Stored data entries.
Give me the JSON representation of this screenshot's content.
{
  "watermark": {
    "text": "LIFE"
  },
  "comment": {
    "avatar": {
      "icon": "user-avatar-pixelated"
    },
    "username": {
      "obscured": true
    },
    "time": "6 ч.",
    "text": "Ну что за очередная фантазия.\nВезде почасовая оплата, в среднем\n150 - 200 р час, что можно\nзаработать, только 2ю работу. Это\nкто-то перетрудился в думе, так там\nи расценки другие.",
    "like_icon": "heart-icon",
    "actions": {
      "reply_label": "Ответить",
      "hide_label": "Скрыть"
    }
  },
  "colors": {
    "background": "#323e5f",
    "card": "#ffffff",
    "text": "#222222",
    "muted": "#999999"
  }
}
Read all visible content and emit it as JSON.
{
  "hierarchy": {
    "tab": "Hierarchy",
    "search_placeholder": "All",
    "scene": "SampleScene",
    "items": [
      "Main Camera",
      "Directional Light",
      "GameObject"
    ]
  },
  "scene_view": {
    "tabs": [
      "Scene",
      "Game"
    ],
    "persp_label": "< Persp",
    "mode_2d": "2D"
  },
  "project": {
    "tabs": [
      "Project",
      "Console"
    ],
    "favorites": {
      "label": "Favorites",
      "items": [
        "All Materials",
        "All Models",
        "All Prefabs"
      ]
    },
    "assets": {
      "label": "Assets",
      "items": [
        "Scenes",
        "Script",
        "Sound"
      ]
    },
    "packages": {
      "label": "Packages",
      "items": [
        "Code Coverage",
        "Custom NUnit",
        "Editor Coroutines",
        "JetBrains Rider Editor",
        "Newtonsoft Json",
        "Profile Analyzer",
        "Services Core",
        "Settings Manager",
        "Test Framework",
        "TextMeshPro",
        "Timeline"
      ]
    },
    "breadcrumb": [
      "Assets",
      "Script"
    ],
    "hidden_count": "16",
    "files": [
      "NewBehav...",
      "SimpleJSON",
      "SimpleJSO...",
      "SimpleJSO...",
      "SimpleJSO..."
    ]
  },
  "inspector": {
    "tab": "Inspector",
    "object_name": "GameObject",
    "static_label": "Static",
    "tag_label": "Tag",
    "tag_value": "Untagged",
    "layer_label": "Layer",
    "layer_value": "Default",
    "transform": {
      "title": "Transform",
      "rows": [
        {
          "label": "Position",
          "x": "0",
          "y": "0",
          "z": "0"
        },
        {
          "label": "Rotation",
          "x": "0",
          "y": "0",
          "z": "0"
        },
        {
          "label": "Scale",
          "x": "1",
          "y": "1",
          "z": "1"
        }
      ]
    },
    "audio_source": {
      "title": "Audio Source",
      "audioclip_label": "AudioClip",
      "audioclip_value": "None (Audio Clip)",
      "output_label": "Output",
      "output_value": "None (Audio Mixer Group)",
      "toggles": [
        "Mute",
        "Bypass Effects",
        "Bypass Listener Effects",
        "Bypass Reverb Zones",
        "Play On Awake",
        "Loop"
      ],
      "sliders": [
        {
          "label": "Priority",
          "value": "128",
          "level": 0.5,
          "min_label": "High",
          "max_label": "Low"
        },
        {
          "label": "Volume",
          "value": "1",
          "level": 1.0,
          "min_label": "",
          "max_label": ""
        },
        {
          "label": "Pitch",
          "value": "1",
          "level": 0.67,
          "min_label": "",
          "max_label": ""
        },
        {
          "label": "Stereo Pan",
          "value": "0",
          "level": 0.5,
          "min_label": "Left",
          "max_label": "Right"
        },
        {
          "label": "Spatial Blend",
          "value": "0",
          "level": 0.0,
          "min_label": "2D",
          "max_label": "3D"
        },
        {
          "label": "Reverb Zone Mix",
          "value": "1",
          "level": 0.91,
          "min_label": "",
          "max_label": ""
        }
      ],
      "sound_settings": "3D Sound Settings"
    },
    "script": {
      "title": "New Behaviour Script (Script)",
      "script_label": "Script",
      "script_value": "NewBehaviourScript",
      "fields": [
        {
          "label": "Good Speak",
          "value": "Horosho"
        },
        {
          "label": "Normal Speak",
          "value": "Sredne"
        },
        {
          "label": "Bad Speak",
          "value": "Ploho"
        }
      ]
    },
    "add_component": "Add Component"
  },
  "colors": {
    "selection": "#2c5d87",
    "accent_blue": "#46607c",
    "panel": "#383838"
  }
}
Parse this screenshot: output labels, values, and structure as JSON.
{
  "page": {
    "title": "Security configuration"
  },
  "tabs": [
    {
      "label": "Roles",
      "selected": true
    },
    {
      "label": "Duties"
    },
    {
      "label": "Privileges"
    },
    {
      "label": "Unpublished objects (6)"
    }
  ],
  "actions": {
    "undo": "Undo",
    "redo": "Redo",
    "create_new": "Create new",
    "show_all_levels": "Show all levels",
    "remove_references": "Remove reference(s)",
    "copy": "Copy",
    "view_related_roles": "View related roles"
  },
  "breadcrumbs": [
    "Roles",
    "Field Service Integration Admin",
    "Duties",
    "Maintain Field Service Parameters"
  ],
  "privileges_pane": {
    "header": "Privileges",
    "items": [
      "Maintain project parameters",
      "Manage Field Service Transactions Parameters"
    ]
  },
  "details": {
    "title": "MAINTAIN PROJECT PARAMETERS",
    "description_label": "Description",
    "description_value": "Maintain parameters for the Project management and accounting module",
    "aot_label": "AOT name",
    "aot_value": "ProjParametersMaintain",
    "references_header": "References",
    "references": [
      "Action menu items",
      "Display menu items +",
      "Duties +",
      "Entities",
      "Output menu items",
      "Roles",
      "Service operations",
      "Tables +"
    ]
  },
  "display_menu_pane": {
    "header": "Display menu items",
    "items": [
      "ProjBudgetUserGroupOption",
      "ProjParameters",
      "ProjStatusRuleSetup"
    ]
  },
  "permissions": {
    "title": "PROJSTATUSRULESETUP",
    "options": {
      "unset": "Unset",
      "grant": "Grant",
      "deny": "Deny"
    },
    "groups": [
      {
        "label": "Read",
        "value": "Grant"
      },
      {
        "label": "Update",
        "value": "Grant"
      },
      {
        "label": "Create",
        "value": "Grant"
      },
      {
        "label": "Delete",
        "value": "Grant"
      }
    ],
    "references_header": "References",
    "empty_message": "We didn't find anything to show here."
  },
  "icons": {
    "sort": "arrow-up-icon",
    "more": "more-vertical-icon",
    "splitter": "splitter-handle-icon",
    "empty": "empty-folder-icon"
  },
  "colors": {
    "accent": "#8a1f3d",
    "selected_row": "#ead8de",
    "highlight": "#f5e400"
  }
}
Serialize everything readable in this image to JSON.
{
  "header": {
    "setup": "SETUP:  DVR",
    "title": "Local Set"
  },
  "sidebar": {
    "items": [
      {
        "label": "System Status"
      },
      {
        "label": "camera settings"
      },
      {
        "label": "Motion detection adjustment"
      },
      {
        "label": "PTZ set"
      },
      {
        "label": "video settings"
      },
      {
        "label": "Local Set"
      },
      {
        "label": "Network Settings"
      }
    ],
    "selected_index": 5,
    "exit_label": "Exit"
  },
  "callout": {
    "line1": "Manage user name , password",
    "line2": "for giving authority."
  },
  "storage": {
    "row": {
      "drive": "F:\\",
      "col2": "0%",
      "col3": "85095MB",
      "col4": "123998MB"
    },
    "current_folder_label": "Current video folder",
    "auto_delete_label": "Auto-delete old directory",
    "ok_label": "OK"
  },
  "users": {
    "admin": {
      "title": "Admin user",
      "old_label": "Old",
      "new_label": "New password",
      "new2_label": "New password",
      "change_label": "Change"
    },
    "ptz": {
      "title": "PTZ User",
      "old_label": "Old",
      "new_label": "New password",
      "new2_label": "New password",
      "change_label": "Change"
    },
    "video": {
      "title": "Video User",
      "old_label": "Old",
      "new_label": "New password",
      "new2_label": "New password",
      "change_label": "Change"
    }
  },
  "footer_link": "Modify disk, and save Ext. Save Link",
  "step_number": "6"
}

Your goal. Read the entries and pick out all lines that include the word "Reverb".

Completed exercise.
        "Bypass Reverb Zones",
          "label": "Reverb Zone Mix",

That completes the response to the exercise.